### Prompt
Output the entries word for word. Omit images.

Stored data:
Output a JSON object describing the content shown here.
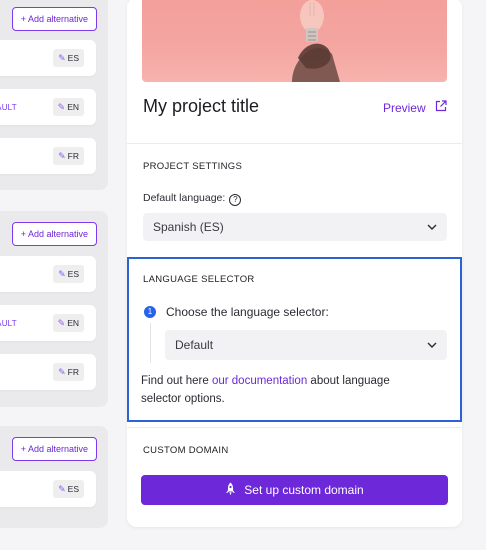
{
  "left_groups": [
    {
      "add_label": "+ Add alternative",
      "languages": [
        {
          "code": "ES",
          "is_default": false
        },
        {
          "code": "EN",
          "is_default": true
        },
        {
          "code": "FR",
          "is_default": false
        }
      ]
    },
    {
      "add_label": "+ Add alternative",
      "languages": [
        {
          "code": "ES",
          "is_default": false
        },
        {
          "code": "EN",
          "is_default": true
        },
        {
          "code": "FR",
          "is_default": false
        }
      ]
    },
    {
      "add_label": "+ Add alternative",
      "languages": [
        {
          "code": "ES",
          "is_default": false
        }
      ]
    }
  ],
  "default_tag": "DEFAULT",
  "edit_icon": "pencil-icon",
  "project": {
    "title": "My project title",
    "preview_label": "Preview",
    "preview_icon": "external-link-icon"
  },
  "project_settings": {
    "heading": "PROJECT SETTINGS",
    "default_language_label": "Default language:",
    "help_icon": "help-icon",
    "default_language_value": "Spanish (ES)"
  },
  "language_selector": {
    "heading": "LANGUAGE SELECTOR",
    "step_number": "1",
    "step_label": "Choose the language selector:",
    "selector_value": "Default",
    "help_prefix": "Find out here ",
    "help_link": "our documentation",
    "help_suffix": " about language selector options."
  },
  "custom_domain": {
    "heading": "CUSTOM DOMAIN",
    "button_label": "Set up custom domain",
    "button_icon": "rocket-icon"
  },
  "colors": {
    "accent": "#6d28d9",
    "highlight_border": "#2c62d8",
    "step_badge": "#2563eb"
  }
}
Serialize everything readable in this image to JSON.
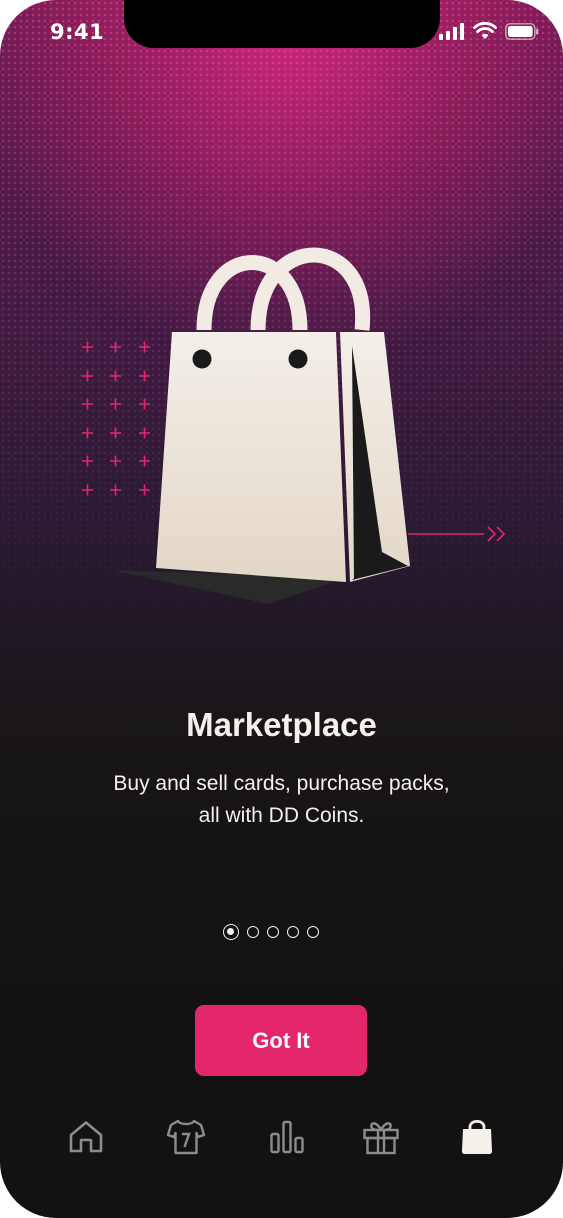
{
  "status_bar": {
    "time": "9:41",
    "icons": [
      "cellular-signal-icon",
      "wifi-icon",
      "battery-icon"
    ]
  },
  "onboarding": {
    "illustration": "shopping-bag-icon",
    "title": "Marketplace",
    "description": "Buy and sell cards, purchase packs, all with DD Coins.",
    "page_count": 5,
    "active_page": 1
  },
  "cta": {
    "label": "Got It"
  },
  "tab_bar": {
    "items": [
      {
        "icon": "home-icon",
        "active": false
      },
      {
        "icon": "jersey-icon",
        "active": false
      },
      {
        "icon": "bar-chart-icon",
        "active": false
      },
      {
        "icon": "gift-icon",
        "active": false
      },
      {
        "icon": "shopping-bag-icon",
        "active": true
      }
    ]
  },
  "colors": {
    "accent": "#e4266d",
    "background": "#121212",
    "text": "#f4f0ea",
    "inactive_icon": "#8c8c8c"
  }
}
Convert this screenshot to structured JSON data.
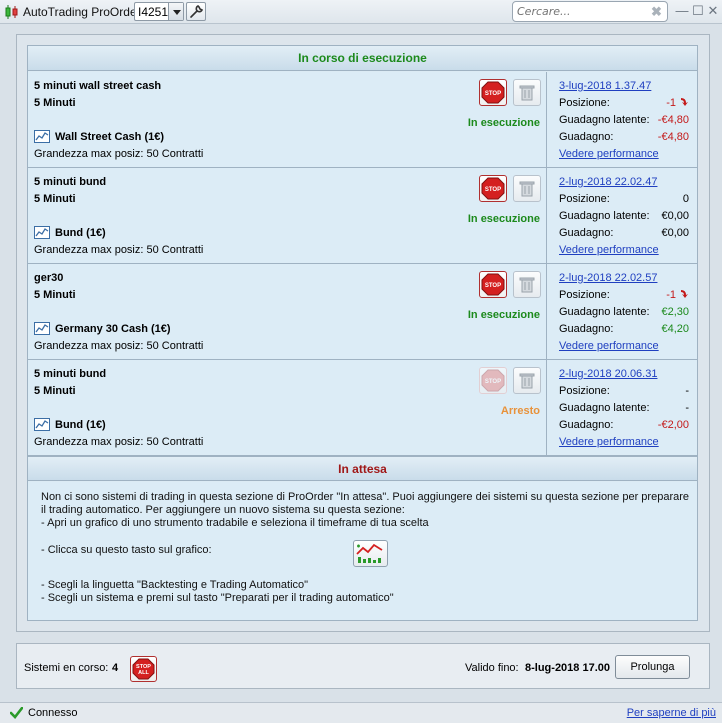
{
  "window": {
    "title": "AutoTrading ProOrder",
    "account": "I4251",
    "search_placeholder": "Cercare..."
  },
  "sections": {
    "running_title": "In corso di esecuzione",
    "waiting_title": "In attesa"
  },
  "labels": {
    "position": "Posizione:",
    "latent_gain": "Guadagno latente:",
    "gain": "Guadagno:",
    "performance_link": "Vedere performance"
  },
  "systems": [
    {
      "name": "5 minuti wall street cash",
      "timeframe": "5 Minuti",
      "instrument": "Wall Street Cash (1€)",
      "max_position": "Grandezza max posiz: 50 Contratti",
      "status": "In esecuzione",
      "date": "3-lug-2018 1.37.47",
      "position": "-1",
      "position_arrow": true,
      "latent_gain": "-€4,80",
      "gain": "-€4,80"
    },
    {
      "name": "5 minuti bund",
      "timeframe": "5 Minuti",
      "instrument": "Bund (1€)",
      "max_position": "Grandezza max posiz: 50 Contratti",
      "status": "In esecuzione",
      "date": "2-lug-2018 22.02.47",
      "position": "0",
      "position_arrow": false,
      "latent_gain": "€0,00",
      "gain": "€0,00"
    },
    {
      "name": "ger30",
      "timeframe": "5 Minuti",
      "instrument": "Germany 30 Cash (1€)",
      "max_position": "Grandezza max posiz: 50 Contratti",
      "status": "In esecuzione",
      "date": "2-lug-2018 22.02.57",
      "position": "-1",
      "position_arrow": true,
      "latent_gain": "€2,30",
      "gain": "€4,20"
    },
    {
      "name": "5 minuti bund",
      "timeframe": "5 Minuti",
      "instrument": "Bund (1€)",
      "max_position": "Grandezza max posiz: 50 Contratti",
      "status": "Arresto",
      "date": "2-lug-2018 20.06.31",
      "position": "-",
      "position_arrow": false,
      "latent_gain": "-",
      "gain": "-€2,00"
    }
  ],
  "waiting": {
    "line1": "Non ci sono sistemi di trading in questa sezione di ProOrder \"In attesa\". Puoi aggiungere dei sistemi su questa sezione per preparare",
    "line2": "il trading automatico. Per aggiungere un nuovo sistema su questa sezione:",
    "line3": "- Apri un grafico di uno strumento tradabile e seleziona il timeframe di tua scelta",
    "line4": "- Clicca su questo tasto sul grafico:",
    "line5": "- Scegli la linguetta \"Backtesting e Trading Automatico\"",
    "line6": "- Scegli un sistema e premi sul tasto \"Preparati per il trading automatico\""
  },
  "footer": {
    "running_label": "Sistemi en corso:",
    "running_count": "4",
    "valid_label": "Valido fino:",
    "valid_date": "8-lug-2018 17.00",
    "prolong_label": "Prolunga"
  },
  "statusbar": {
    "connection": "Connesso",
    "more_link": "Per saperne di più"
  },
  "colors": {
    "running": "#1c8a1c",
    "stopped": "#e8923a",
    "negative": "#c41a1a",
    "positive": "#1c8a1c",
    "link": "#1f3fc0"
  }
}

### Exercise output
Output a JSON object describing the content shown here.
{
  "left_groups": [
    {
      "add_label": "+ Add alternative",
      "languages": [
        {
          "code": "ES",
          "is_default": false
        },
        {
          "code": "EN",
          "is_default": true
        },
        {
          "code": "FR",
          "is_default": false
        }
      ]
    },
    {
      "add_label": "+ Add alternative",
      "languages": [
        {
          "code": "ES",
          "is_default": false
        },
        {
          "code": "EN",
          "is_default": true
        },
        {
          "code": "FR",
          "is_default": false
        }
      ]
    },
    {
      "add_label": "+ Add alternative",
      "languages": [
        {
          "code": "ES",
          "is_default": false
        }
      ]
    }
  ],
  "default_tag": "DEFAULT",
  "edit_icon": "pencil-icon",
  "project": {
    "title": "My project title",
    "preview_label": "Preview",
    "preview_icon": "external-link-icon"
  },
  "project_settings": {
    "heading": "PROJECT SETTINGS",
    "default_language_label": "Default language:",
    "help_icon": "help-icon",
    "default_language_value": "Spanish (ES)"
  },
  "language_selector": {
    "heading": "LANGUAGE SELECTOR",
    "step_number": "1",
    "step_label": "Choose the language selector:",
    "selector_value": "Default",
    "help_prefix": "Find out here ",
    "help_link": "our documentation",
    "help_suffix": " about language selector options."
  },
  "custom_domain": {
    "heading": "CUSTOM DOMAIN",
    "button_label": "Set up custom domain",
    "button_icon": "rocket-icon"
  },
  "colors": {
    "accent": "#6d28d9",
    "highlight_border": "#2c62d8",
    "step_badge": "#2563eb"
  }
}
Serialize everything readable in this image to JSON.
{
  "status_bar": {
    "time": "9:41",
    "icons": [
      "cellular-signal-icon",
      "wifi-icon",
      "battery-icon"
    ]
  },
  "onboarding": {
    "illustration": "shopping-bag-icon",
    "title": "Marketplace",
    "description": "Buy and sell cards, purchase packs, all with DD Coins.",
    "page_count": 5,
    "active_page": 1
  },
  "cta": {
    "label": "Got It"
  },
  "tab_bar": {
    "items": [
      {
        "icon": "home-icon",
        "active": false
      },
      {
        "icon": "jersey-icon",
        "active": false
      },
      {
        "icon": "bar-chart-icon",
        "active": false
      },
      {
        "icon": "gift-icon",
        "active": false
      },
      {
        "icon": "shopping-bag-icon",
        "active": true
      }
    ]
  },
  "colors": {
    "accent": "#e4266d",
    "background": "#121212",
    "text": "#f4f0ea",
    "inactive_icon": "#8c8c8c"
  }
}
Convert this screenshot to structured JSON data.
{
  "window": {
    "title": "AutoTrading ProOrder",
    "account": "I4251",
    "search_placeholder": "Cercare..."
  },
  "sections": {
    "running_title": "In corso di esecuzione",
    "waiting_title": "In attesa"
  },
  "labels": {
    "position": "Posizione:",
    "latent_gain": "Guadagno latente:",
    "gain": "Guadagno:",
    "performance_link": "Vedere performance"
  },
  "systems": [
    {
      "name": "5 minuti wall street cash",
      "timeframe": "5 Minuti",
      "instrument": "Wall Street Cash (1€)",
      "max_position": "Grandezza max posiz: 50 Contratti",
      "status": "In esecuzione",
      "date": "3-lug-2018 1.37.47",
      "position": "-1",
      "position_arrow": true,
      "latent_gain": "-€4,80",
      "gain": "-€4,80"
    },
    {
      "name": "5 minuti bund",
      "timeframe": "5 Minuti",
      "instrument": "Bund (1€)",
      "max_position": "Grandezza max posiz: 50 Contratti",
      "status": "In esecuzione",
      "date": "2-lug-2018 22.02.47",
      "position": "0",
      "position_arrow": false,
      "latent_gain": "€0,00",
      "gain": "€0,00"
    },
    {
      "name": "ger30",
      "timeframe": "5 Minuti",
      "instrument": "Germany 30 Cash (1€)",
      "max_position": "Grandezza max posiz: 50 Contratti",
      "status": "In esecuzione",
      "date": "2-lug-2018 22.02.57",
      "position": "-1",
      "position_arrow": true,
      "latent_gain": "€2,30",
      "gain": "€4,20"
    },
    {
      "name": "5 minuti bund",
      "timeframe": "5 Minuti",
      "instrument": "Bund (1€)",
      "max_position": "Grandezza max posiz: 50 Contratti",
      "status": "Arresto",
      "date": "2-lug-2018 20.06.31",
      "position": "-",
      "position_arrow": false,
      "latent_gain": "-",
      "gain": "-€2,00"
    }
  ],
  "waiting": {
    "line1": "Non ci sono sistemi di trading in questa sezione di ProOrder \"In attesa\". Puoi aggiungere dei sistemi su questa sezione per preparare",
    "line2": "il trading automatico. Per aggiungere un nuovo sistema su questa sezione:",
    "line3": "- Apri un grafico di uno strumento tradabile e seleziona il timeframe di tua scelta",
    "line4": "- Clicca su questo tasto sul grafico:",
    "line5": "- Scegli la linguetta \"Backtesting e Trading Automatico\"",
    "line6": "- Scegli un sistema e premi sul tasto \"Preparati per il trading automatico\""
  },
  "footer": {
    "running_label": "Sistemi en corso:",
    "running_count": "4",
    "valid_label": "Valido fino:",
    "valid_date": "8-lug-2018 17.00",
    "prolong_label": "Prolunga"
  },
  "statusbar": {
    "connection": "Connesso",
    "more_link": "Per saperne di più"
  },
  "colors": {
    "running": "#1c8a1c",
    "stopped": "#e8923a",
    "negative": "#c41a1a",
    "positive": "#1c8a1c",
    "link": "#1f3fc0"
  }
}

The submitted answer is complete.